▶ PROVIDED RECORDS:

§ §

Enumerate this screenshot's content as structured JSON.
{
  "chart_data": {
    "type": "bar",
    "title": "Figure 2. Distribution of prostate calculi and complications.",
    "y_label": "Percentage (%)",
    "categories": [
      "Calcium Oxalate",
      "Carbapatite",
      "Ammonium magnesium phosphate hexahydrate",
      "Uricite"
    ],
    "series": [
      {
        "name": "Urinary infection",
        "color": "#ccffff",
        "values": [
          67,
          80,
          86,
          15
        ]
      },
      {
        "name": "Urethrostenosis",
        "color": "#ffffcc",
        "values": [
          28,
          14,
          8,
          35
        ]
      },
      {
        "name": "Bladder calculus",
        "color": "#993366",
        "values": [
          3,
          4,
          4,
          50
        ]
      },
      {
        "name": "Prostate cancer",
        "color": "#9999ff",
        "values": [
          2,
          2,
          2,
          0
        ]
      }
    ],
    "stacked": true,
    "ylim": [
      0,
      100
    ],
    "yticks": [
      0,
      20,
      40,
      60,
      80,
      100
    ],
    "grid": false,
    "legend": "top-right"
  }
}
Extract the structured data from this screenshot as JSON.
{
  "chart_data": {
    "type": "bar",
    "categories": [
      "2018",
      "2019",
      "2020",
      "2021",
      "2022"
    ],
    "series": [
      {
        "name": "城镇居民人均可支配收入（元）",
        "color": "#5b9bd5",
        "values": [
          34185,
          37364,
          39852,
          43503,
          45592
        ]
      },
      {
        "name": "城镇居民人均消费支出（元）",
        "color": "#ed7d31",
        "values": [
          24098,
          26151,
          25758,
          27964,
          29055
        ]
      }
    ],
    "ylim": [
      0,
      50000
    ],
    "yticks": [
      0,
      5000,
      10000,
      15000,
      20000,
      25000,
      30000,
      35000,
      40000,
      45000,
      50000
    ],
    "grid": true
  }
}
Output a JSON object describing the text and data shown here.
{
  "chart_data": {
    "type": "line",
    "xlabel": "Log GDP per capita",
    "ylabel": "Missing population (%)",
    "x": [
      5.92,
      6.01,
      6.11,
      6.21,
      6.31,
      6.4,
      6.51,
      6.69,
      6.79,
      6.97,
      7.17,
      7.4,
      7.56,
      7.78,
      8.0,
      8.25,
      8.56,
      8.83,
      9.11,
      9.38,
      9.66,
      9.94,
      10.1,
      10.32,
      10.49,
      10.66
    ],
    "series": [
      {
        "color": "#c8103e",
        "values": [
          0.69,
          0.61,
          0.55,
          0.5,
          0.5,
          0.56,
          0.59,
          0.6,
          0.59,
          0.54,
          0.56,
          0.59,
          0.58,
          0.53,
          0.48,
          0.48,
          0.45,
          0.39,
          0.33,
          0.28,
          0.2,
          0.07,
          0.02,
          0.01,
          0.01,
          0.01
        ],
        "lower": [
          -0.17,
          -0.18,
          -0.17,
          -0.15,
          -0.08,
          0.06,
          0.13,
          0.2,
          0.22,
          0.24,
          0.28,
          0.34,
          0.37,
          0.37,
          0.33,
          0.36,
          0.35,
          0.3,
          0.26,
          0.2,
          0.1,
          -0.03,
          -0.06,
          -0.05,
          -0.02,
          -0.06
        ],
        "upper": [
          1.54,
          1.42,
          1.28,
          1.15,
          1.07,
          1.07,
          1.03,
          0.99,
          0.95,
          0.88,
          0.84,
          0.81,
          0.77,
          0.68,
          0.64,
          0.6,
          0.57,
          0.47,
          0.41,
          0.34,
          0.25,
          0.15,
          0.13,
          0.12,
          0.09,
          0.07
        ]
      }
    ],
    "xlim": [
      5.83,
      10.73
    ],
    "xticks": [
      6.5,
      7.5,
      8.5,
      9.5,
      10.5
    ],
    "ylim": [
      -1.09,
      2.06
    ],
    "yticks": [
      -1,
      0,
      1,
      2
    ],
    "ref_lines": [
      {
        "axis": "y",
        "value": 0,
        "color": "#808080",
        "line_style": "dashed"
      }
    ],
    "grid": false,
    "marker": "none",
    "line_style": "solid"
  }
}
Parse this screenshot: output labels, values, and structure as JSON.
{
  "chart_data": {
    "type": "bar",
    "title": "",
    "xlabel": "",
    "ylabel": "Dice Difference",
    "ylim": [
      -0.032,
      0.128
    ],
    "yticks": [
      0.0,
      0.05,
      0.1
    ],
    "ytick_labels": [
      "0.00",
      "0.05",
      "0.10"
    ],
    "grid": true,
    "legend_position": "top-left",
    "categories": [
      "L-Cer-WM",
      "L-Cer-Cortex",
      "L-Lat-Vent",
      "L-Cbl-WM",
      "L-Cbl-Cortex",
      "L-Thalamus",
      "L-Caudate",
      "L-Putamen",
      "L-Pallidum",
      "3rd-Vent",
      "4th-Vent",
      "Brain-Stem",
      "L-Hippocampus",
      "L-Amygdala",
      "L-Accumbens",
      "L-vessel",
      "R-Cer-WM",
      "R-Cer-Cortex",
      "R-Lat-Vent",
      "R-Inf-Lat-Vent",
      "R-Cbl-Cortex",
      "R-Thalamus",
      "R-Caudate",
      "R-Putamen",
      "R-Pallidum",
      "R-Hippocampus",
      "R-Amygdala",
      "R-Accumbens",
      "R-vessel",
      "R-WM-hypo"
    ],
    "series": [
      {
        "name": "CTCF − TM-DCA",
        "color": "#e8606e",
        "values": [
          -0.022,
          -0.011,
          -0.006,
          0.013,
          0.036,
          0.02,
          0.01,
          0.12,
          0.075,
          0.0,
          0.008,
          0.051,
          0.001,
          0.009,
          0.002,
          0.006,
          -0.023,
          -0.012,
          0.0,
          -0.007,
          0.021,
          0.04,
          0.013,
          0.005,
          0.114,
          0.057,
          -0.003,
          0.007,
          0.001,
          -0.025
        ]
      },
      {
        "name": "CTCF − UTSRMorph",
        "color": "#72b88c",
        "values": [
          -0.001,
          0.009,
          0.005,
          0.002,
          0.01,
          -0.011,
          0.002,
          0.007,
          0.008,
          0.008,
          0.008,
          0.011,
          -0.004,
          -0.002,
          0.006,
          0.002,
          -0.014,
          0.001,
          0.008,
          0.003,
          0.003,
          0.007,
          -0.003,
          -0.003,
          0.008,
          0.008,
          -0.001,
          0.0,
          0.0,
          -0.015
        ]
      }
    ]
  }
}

§ §

▶ YOUR GOAL: Write out every record shown above, word for word.

▶ TASK RESPONSE:
Enumerate this screenshot's content as structured JSON.
{
  "chart_data": {
    "type": "bar",
    "title": "Figure 2. Distribution of prostate calculi and complications.",
    "y_label": "Percentage (%)",
    "categories": [
      "Calcium Oxalate",
      "Carbapatite",
      "Ammonium magnesium phosphate hexahydrate",
      "Uricite"
    ],
    "series": [
      {
        "name": "Urinary infection",
        "color": "#ccffff",
        "values": [
          67,
          80,
          86,
          15
        ]
      },
      {
        "name": "Urethrostenosis",
        "color": "#ffffcc",
        "values": [
          28,
          14,
          8,
          35
        ]
      },
      {
        "name": "Bladder calculus",
        "color": "#993366",
        "values": [
          3,
          4,
          4,
          50
        ]
      },
      {
        "name": "Prostate cancer",
        "color": "#9999ff",
        "values": [
          2,
          2,
          2,
          0
        ]
      }
    ],
    "stacked": true,
    "ylim": [
      0,
      100
    ],
    "yticks": [
      0,
      20,
      40,
      60,
      80,
      100
    ],
    "grid": false,
    "legend": "top-right"
  }
}
Extract the structured data from this screenshot as JSON.
{
  "chart_data": {
    "type": "bar",
    "categories": [
      "2018",
      "2019",
      "2020",
      "2021",
      "2022"
    ],
    "series": [
      {
        "name": "城镇居民人均可支配收入（元）",
        "color": "#5b9bd5",
        "values": [
          34185,
          37364,
          39852,
          43503,
          45592
        ]
      },
      {
        "name": "城镇居民人均消费支出（元）",
        "color": "#ed7d31",
        "values": [
          24098,
          26151,
          25758,
          27964,
          29055
        ]
      }
    ],
    "ylim": [
      0,
      50000
    ],
    "yticks": [
      0,
      5000,
      10000,
      15000,
      20000,
      25000,
      30000,
      35000,
      40000,
      45000,
      50000
    ],
    "grid": true
  }
}
Output a JSON object describing the text and data shown here.
{
  "chart_data": {
    "type": "line",
    "xlabel": "Log GDP per capita",
    "ylabel": "Missing population (%)",
    "x": [
      5.92,
      6.01,
      6.11,
      6.21,
      6.31,
      6.4,
      6.51,
      6.69,
      6.79,
      6.97,
      7.17,
      7.4,
      7.56,
      7.78,
      8.0,
      8.25,
      8.56,
      8.83,
      9.11,
      9.38,
      9.66,
      9.94,
      10.1,
      10.32,
      10.49,
      10.66
    ],
    "series": [
      {
        "color": "#c8103e",
        "values": [
          0.69,
          0.61,
          0.55,
          0.5,
          0.5,
          0.56,
          0.59,
          0.6,
          0.59,
          0.54,
          0.56,
          0.59,
          0.58,
          0.53,
          0.48,
          0.48,
          0.45,
          0.39,
          0.33,
          0.28,
          0.2,
          0.07,
          0.02,
          0.01,
          0.01,
          0.01
        ],
        "lower": [
          -0.17,
          -0.18,
          -0.17,
          -0.15,
          -0.08,
          0.06,
          0.13,
          0.2,
          0.22,
          0.24,
          0.28,
          0.34,
          0.37,
          0.37,
          0.33,
          0.36,
          0.35,
          0.3,
          0.26,
          0.2,
          0.1,
          -0.03,
          -0.06,
          -0.05,
          -0.02,
          -0.06
        ],
        "upper": [
          1.54,
          1.42,
          1.28,
          1.15,
          1.07,
          1.07,
          1.03,
          0.99,
          0.95,
          0.88,
          0.84,
          0.81,
          0.77,
          0.68,
          0.64,
          0.6,
          0.57,
          0.47,
          0.41,
          0.34,
          0.25,
          0.15,
          0.13,
          0.12,
          0.09,
          0.07
        ]
      }
    ],
    "xlim": [
      5.83,
      10.73
    ],
    "xticks": [
      6.5,
      7.5,
      8.5,
      9.5,
      10.5
    ],
    "ylim": [
      -1.09,
      2.06
    ],
    "yticks": [
      -1,
      0,
      1,
      2
    ],
    "ref_lines": [
      {
        "axis": "y",
        "value": 0,
        "color": "#808080",
        "line_style": "dashed"
      }
    ],
    "grid": false,
    "marker": "none",
    "line_style": "solid"
  }
}
Parse this screenshot: output labels, values, and structure as JSON.
{
  "chart_data": {
    "type": "bar",
    "title": "",
    "xlabel": "",
    "ylabel": "Dice Difference",
    "ylim": [
      -0.032,
      0.128
    ],
    "yticks": [
      0.0,
      0.05,
      0.1
    ],
    "ytick_labels": [
      "0.00",
      "0.05",
      "0.10"
    ],
    "grid": true,
    "legend_position": "top-left",
    "categories": [
      "L-Cer-WM",
      "L-Cer-Cortex",
      "L-Lat-Vent",
      "L-Cbl-WM",
      "L-Cbl-Cortex",
      "L-Thalamus",
      "L-Caudate",
      "L-Putamen",
      "L-Pallidum",
      "3rd-Vent",
      "4th-Vent",
      "Brain-Stem",
      "L-Hippocampus",
      "L-Amygdala",
      "L-Accumbens",
      "L-vessel",
      "R-Cer-WM",
      "R-Cer-Cortex",
      "R-Lat-Vent",
      "R-Inf-Lat-Vent",
      "R-Cbl-Cortex",
      "R-Thalamus",
      "R-Caudate",
      "R-Putamen",
      "R-Pallidum",
      "R-Hippocampus",
      "R-Amygdala",
      "R-Accumbens",
      "R-vessel",
      "R-WM-hypo"
    ],
    "series": [
      {
        "name": "CTCF − TM-DCA",
        "color": "#e8606e",
        "values": [
          -0.022,
          -0.011,
          -0.006,
          0.013,
          0.036,
          0.02,
          0.01,
          0.12,
          0.075,
          0.0,
          0.008,
          0.051,
          0.001,
          0.009,
          0.002,
          0.006,
          -0.023,
          -0.012,
          0.0,
          -0.007,
          0.021,
          0.04,
          0.013,
          0.005,
          0.114,
          0.057,
          -0.003,
          0.007,
          0.001,
          -0.025
        ]
      },
      {
        "name": "CTCF − UTSRMorph",
        "color": "#72b88c",
        "values": [
          -0.001,
          0.009,
          0.005,
          0.002,
          0.01,
          -0.011,
          0.002,
          0.007,
          0.008,
          0.008,
          0.008,
          0.011,
          -0.004,
          -0.002,
          0.006,
          0.002,
          -0.014,
          0.001,
          0.008,
          0.003,
          0.003,
          0.007,
          -0.003,
          -0.003,
          0.008,
          0.008,
          -0.001,
          0.0,
          0.0,
          -0.015
        ]
      }
    ]
  }
}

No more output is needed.